→ Input data
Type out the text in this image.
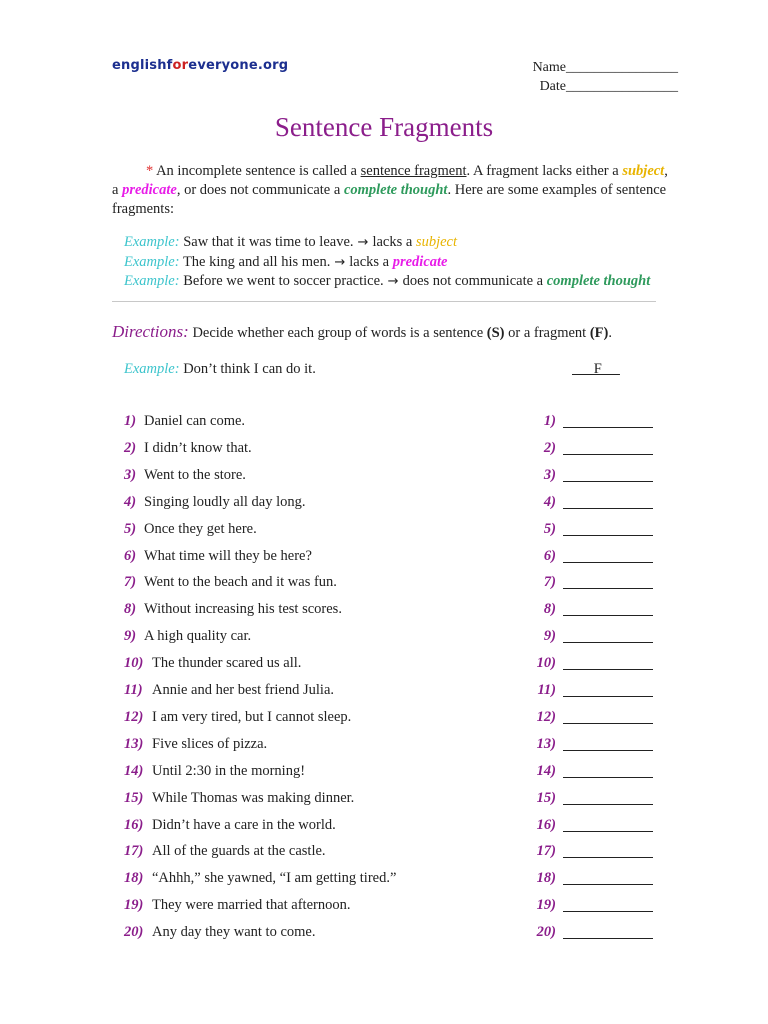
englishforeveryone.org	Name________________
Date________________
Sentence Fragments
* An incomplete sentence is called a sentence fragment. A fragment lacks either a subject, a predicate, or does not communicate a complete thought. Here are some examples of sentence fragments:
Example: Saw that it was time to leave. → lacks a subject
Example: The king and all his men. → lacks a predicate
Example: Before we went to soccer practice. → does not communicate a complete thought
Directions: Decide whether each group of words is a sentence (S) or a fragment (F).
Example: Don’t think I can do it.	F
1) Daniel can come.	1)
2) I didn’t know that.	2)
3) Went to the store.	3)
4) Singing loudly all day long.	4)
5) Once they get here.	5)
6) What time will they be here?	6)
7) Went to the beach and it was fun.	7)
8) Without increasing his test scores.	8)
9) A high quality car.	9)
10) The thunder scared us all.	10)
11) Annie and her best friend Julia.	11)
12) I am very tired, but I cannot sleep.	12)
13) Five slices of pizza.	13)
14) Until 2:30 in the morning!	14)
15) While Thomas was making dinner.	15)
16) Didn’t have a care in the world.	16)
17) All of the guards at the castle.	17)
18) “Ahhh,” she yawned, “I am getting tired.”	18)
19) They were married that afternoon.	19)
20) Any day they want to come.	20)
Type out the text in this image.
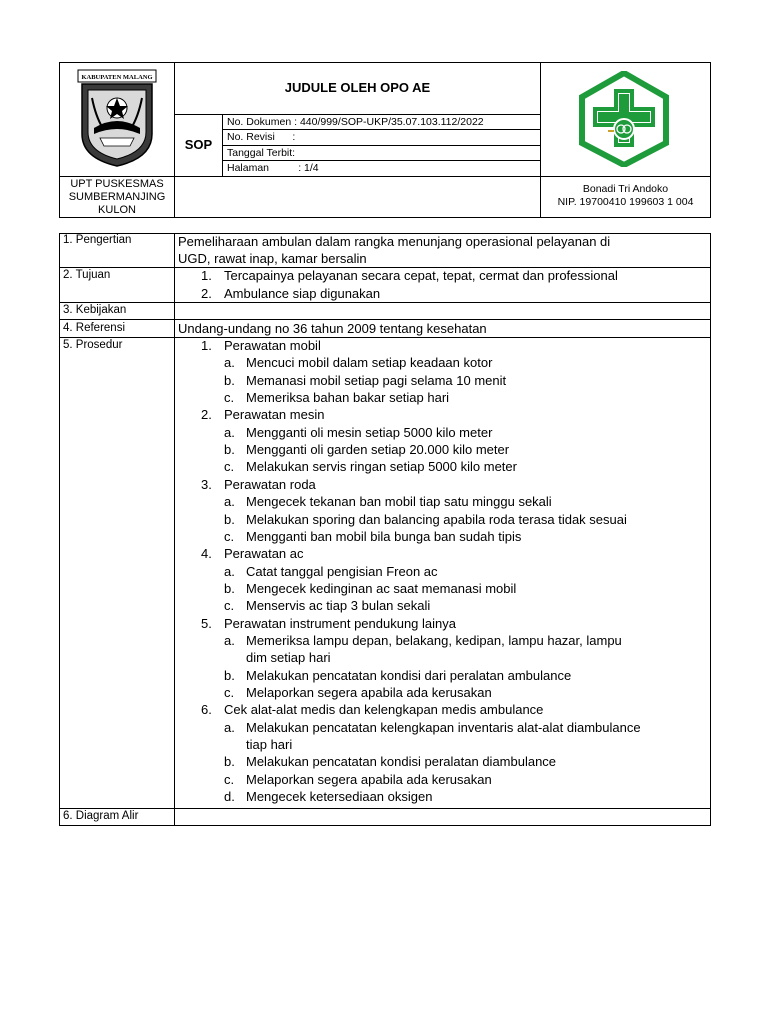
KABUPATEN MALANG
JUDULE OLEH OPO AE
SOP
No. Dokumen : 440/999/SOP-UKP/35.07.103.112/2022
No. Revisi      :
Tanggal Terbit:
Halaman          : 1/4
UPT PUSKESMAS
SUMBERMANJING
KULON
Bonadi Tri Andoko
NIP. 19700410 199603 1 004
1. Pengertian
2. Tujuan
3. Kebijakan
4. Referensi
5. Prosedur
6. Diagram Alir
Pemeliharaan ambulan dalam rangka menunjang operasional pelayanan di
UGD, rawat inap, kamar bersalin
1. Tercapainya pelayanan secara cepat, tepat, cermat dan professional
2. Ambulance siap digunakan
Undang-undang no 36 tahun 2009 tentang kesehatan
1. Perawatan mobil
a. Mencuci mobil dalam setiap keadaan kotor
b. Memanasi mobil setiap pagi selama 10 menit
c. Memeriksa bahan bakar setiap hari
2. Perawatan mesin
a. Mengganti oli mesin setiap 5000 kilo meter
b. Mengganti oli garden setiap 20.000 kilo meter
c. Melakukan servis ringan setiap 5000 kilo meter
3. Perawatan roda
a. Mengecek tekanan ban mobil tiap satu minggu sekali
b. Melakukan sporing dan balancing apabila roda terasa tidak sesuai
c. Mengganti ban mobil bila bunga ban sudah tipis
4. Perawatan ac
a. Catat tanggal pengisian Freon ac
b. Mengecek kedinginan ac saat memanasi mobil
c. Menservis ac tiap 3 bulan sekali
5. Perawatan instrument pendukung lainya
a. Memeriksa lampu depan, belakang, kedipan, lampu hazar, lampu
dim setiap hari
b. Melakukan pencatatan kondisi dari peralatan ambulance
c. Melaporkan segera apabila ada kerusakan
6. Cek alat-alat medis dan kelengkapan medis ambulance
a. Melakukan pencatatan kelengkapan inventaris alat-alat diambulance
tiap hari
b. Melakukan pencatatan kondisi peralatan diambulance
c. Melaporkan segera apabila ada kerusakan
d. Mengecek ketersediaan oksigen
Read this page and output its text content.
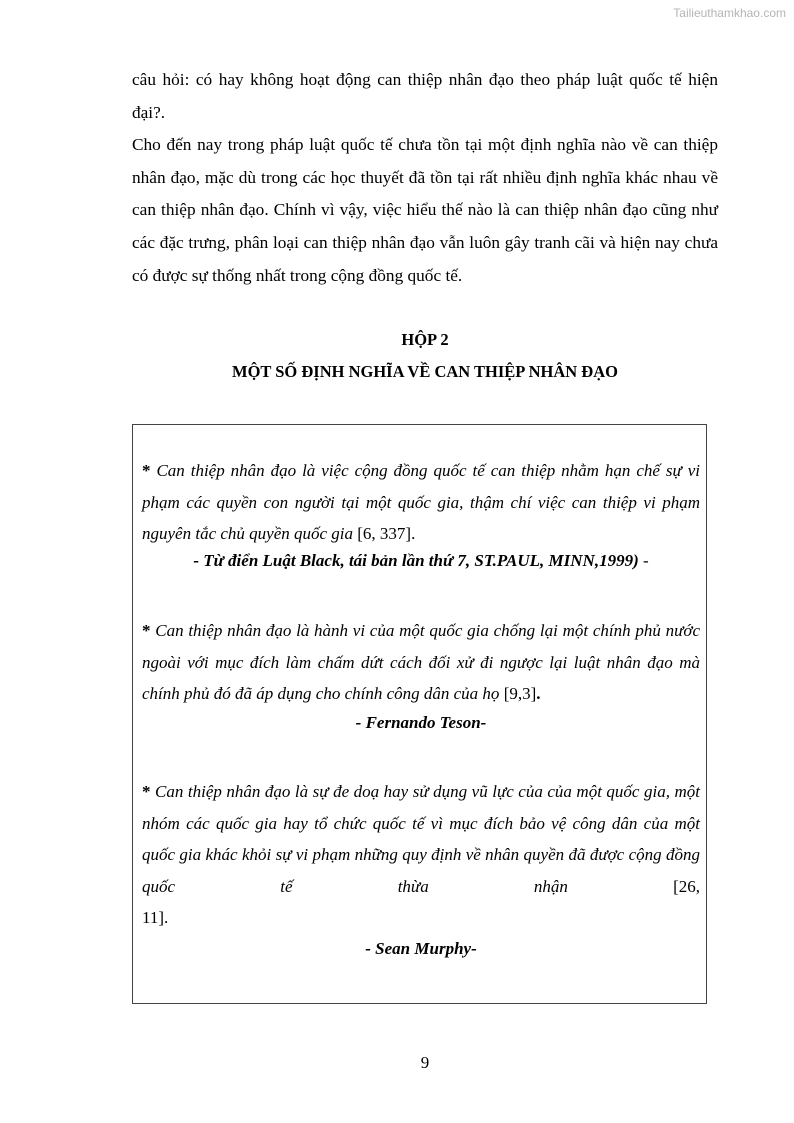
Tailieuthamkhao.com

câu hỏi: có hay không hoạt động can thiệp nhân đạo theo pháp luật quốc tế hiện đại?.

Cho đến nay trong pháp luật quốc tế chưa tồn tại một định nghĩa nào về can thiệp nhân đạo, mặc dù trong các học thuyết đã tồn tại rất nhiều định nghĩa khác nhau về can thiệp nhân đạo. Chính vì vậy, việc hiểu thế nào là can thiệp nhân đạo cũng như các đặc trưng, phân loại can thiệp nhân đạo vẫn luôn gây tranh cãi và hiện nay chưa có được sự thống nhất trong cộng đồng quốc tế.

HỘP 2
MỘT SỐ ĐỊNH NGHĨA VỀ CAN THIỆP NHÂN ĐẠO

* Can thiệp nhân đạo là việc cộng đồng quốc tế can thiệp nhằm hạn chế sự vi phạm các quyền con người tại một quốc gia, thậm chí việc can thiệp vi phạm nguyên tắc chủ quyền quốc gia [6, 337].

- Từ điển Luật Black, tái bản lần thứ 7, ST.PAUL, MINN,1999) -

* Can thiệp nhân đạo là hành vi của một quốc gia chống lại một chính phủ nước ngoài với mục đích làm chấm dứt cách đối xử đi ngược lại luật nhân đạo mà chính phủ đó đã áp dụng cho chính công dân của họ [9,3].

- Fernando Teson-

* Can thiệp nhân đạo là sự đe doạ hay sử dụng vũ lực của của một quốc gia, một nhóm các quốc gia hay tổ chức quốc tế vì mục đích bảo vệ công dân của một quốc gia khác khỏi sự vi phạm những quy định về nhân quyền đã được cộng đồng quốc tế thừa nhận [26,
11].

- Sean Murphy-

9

→ Work required
Reproduce the material word for word, minus the images.

→ Task solution
Type out the text in this image.
englishforeveryone.org	Name________________
Date________________
Sentence Fragments
* An incomplete sentence is called a sentence fragment. A fragment lacks either a subject, a predicate, or does not communicate a complete thought. Here are some examples of sentence fragments:
Example: Saw that it was time to leave. → lacks a subject
Example: The king and all his men. → lacks a predicate
Example: Before we went to soccer practice. → does not communicate a complete thought
Directions: Decide whether each group of words is a sentence (S) or a fragment (F).
Example: Don’t think I can do it.	F
1) Daniel can come.	1)
2) I didn’t know that.	2)
3) Went to the store.	3)
4) Singing loudly all day long.	4)
5) Once they get here.	5)
6) What time will they be here?	6)
7) Went to the beach and it was fun.	7)
8) Without increasing his test scores.	8)
9) A high quality car.	9)
10) The thunder scared us all.	10)
11) Annie and her best friend Julia.	11)
12) I am very tired, but I cannot sleep.	12)
13) Five slices of pizza.	13)
14) Until 2:30 in the morning!	14)
15) While Thomas was making dinner.	15)
16) Didn’t have a care in the world.	16)
17) All of the guards at the castle.	17)
18) “Ahhh,” she yawned, “I am getting tired.”	18)
19) They were married that afternoon.	19)
20) Any day they want to come.	20)
Type out the text in this image.
KABUPATEN MALANG
JUDULE OLEH OPO AE
SOP
No. Dokumen : 440/999/SOP-UKP/35.07.103.112/2022
No. Revisi      :
Tanggal Terbit:
Halaman          : 1/4
UPT PUSKESMAS
SUMBERMANJING
KULON
Bonadi Tri Andoko
NIP. 19700410 199603 1 004
1. Pengertian
2. Tujuan
3. Kebijakan
4. Referensi
5. Prosedur
6. Diagram Alir
Pemeliharaan ambulan dalam rangka menunjang operasional pelayanan di
UGD, rawat inap, kamar bersalin
1. Tercapainya pelayanan secara cepat, tepat, cermat dan professional
2. Ambulance siap digunakan
Undang-undang no 36 tahun 2009 tentang kesehatan
1. Perawatan mobil
a. Mencuci mobil dalam setiap keadaan kotor
b. Memanasi mobil setiap pagi selama 10 menit
c. Memeriksa bahan bakar setiap hari
2. Perawatan mesin
a. Mengganti oli mesin setiap 5000 kilo meter
b. Mengganti oli garden setiap 20.000 kilo meter
c. Melakukan servis ringan setiap 5000 kilo meter
3. Perawatan roda
a. Mengecek tekanan ban mobil tiap satu minggu sekali
b. Melakukan sporing dan balancing apabila roda terasa tidak sesuai
c. Mengganti ban mobil bila bunga ban sudah tipis
4. Perawatan ac
a. Catat tanggal pengisian Freon ac
b. Mengecek kedinginan ac saat memanasi mobil
c. Menservis ac tiap 3 bulan sekali
5. Perawatan instrument pendukung lainya
a. Memeriksa lampu depan, belakang, kedipan, lampu hazar, lampu
dim setiap hari
b. Melakukan pencatatan kondisi dari peralatan ambulance
c. Melaporkan segera apabila ada kerusakan
6. Cek alat-alat medis dan kelengkapan medis ambulance
a. Melakukan pencatatan kelengkapan inventaris alat-alat diambulance
tiap hari
b. Melakukan pencatatan kondisi peralatan diambulance
c. Melaporkan segera apabila ada kerusakan
d. Mengecek ketersediaan oksigen
Read this page and output its text content.
Tailieuthamkhao.com

câu hỏi: có hay không hoạt động can thiệp nhân đạo theo pháp luật quốc tế hiện đại?.

Cho đến nay trong pháp luật quốc tế chưa tồn tại một định nghĩa nào về can thiệp nhân đạo, mặc dù trong các học thuyết đã tồn tại rất nhiều định nghĩa khác nhau về can thiệp nhân đạo. Chính vì vậy, việc hiểu thế nào là can thiệp nhân đạo cũng như các đặc trưng, phân loại can thiệp nhân đạo vẫn luôn gây tranh cãi và hiện nay chưa có được sự thống nhất trong cộng đồng quốc tế.

HỘP 2
MỘT SỐ ĐỊNH NGHĨA VỀ CAN THIỆP NHÂN ĐẠO

* Can thiệp nhân đạo là việc cộng đồng quốc tế can thiệp nhằm hạn chế sự vi phạm các quyền con người tại một quốc gia, thậm chí việc can thiệp vi phạm nguyên tắc chủ quyền quốc gia [6, 337].

- Từ điển Luật Black, tái bản lần thứ 7, ST.PAUL, MINN,1999) -

* Can thiệp nhân đạo là hành vi của một quốc gia chống lại một chính phủ nước ngoài với mục đích làm chấm dứt cách đối xử đi ngược lại luật nhân đạo mà chính phủ đó đã áp dụng cho chính công dân của họ [9,3].

- Fernando Teson-

* Can thiệp nhân đạo là sự đe doạ hay sử dụng vũ lực của của một quốc gia, một nhóm các quốc gia hay tổ chức quốc tế vì mục đích bảo vệ công dân của một quốc gia khác khỏi sự vi phạm những quy định về nhân quyền đã được cộng đồng quốc tế thừa nhận [26,
11].

- Sean Murphy-

9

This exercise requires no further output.